==== MATERIAL PROVIDED ====

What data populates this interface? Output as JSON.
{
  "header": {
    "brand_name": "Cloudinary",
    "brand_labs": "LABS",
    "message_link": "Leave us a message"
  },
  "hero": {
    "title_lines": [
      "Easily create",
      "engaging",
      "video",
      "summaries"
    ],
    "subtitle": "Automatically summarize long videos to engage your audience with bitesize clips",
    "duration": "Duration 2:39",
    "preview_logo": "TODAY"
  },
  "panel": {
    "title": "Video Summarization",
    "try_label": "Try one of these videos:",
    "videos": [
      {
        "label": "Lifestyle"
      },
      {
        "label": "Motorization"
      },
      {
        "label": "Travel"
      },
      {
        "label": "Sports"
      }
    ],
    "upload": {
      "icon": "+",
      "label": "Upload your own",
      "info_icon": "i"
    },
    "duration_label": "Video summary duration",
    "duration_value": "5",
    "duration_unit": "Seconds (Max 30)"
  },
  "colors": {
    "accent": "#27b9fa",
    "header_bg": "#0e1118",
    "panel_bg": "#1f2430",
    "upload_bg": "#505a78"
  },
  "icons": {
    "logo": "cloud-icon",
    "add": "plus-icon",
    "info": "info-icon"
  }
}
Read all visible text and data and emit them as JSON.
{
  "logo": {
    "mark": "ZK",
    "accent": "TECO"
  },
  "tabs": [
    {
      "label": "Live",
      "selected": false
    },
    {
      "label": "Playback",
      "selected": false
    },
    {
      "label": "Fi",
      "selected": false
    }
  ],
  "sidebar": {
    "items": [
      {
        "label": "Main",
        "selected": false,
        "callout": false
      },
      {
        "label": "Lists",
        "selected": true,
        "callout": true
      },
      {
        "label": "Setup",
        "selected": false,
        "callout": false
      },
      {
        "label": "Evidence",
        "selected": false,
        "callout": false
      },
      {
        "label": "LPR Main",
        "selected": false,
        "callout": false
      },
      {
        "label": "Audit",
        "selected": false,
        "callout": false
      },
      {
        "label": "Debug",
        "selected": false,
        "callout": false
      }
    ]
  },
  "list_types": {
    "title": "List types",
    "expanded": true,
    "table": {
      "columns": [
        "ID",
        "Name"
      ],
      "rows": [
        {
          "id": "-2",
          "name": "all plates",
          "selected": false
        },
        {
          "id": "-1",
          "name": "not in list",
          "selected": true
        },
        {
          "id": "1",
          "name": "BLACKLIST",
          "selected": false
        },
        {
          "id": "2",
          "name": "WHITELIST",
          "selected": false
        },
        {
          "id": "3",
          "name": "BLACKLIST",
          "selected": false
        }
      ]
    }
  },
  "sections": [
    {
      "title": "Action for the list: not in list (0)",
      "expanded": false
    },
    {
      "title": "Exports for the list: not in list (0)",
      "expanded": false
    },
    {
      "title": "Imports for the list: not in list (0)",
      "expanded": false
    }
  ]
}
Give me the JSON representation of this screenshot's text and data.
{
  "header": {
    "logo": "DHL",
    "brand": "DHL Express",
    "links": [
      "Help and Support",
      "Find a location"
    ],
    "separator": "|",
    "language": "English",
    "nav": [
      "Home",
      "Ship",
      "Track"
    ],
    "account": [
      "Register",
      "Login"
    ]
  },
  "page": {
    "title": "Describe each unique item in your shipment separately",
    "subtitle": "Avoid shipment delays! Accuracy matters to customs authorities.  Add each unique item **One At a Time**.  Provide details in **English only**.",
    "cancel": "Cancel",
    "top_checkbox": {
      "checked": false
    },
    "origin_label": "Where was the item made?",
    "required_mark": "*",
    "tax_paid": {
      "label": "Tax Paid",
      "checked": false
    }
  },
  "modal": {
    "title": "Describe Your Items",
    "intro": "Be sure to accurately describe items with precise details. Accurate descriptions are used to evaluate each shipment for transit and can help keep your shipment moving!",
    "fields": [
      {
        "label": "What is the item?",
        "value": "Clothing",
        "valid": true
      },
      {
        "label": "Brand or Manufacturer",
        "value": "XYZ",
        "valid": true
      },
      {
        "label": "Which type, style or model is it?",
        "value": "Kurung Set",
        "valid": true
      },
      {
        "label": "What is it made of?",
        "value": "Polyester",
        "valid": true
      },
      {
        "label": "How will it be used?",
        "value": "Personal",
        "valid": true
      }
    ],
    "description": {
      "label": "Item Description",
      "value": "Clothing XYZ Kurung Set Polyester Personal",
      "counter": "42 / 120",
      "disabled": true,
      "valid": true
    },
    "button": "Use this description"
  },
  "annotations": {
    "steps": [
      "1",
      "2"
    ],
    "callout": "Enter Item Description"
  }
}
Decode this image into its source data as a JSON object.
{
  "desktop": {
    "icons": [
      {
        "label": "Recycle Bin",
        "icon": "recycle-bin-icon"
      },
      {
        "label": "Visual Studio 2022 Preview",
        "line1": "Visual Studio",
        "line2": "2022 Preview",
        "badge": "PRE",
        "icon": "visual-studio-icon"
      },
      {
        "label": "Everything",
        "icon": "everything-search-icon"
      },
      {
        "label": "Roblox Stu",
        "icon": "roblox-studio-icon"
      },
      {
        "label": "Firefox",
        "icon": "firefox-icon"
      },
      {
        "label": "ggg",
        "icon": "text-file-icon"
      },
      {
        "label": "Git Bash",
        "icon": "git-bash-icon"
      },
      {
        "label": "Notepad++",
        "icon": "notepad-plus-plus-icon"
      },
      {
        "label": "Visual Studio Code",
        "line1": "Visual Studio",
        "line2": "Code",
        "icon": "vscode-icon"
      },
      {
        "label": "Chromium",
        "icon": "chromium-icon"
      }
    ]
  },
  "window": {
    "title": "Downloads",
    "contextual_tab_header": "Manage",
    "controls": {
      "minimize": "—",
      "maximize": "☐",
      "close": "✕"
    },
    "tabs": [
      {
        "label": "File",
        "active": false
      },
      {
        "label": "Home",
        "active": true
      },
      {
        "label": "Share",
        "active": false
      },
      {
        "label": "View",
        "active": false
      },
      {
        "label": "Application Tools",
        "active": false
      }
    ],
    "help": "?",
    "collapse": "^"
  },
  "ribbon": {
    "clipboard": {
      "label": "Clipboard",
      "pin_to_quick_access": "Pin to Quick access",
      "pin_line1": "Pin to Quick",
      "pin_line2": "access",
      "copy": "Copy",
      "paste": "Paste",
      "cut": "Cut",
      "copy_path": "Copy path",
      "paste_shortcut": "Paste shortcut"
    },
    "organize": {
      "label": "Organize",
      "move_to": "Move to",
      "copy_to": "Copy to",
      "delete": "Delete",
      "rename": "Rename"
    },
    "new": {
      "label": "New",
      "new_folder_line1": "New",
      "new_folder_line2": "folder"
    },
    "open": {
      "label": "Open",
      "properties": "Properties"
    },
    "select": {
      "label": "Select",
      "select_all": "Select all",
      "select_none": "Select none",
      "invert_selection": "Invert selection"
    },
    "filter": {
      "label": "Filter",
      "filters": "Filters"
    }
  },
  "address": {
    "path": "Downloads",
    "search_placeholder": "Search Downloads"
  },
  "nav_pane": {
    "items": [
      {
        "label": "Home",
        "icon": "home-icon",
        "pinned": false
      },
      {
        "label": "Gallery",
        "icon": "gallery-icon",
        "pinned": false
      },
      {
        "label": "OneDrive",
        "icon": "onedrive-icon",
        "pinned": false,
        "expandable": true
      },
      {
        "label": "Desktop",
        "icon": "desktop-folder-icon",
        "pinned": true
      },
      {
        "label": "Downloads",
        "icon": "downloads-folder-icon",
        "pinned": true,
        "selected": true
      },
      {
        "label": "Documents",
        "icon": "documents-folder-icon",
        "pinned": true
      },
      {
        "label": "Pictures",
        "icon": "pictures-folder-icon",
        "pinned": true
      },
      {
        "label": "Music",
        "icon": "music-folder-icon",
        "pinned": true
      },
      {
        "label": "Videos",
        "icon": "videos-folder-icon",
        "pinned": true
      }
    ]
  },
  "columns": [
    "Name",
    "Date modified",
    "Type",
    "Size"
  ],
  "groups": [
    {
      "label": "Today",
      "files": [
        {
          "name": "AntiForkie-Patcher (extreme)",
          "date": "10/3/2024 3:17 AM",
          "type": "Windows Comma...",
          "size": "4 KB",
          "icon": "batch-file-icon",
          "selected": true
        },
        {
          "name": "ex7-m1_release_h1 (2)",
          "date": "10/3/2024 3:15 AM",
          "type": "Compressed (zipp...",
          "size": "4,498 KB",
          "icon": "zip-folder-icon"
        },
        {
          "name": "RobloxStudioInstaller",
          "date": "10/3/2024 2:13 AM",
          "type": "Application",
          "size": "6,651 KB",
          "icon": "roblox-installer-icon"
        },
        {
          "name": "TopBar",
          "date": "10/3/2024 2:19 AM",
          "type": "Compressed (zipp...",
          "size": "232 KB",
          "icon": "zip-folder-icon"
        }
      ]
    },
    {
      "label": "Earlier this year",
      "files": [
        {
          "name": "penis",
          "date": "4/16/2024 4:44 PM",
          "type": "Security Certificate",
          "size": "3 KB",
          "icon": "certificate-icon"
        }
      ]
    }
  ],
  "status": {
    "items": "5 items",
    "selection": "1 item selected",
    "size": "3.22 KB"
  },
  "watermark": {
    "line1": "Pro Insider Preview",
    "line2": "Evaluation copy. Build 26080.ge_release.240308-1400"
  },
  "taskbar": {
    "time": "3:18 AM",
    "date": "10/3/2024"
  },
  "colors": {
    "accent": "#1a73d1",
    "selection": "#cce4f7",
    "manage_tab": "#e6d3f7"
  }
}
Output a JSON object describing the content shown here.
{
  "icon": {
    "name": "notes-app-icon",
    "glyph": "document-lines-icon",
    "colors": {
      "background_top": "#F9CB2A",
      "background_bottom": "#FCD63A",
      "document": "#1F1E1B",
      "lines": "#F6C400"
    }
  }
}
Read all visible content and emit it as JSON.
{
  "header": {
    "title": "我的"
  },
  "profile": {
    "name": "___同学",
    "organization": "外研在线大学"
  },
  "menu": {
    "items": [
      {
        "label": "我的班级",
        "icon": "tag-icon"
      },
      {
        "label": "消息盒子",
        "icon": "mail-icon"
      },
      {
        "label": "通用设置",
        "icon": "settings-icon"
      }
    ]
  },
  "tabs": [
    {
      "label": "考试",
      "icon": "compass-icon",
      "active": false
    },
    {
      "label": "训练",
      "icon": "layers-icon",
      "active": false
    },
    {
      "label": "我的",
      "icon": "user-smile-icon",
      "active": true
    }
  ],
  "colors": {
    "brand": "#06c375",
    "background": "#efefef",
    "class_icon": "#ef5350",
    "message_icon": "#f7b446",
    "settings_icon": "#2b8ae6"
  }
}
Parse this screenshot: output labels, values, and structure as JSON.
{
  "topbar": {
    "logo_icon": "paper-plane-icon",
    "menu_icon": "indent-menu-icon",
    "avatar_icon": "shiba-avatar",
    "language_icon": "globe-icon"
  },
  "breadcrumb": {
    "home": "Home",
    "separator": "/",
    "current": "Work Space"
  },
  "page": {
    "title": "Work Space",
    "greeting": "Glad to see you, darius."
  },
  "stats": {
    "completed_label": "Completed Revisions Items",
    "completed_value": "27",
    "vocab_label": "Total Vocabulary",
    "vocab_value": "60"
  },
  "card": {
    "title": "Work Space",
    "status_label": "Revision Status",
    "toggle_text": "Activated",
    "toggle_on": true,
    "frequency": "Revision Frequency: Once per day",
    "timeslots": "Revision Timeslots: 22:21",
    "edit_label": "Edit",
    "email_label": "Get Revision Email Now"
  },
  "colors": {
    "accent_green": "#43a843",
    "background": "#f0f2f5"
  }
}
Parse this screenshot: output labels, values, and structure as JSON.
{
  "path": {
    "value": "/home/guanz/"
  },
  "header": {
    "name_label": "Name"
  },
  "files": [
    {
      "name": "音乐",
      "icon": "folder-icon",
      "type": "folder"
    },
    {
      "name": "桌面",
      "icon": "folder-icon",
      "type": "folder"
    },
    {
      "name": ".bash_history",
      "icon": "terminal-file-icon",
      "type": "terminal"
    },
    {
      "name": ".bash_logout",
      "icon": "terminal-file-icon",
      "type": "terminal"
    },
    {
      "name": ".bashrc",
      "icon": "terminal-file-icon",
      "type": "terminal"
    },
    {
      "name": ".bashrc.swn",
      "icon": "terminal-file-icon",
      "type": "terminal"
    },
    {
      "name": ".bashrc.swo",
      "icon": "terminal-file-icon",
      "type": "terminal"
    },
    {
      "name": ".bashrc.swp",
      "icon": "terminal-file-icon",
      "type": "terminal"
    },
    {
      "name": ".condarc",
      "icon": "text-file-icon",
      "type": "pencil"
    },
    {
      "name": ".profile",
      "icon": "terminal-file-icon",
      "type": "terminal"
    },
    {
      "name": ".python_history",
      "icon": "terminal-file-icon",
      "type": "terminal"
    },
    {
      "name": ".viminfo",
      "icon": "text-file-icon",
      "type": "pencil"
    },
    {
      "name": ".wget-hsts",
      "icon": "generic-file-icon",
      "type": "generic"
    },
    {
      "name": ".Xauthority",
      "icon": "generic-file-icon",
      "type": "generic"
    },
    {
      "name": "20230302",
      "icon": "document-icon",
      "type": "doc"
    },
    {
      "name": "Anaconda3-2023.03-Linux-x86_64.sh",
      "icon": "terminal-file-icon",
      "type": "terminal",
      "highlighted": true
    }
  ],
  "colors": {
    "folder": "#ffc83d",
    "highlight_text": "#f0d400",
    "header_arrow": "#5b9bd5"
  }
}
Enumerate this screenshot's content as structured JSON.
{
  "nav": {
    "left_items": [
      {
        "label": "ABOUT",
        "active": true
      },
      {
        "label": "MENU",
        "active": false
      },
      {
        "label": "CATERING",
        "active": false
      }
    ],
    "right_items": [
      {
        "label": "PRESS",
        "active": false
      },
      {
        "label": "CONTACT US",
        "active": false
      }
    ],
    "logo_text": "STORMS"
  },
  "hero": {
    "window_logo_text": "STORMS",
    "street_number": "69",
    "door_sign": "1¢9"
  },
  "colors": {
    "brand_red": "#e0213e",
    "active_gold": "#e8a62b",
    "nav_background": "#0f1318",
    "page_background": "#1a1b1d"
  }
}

====

■ **PROBLEM REQUIREMENTS**
Copy every line of the listing that includes the string "What".

■ **WORKED SOLUTION**
What data populates this interface? Output as JSON.
        "label": "What is the item?",
        "label": "What is it made of?",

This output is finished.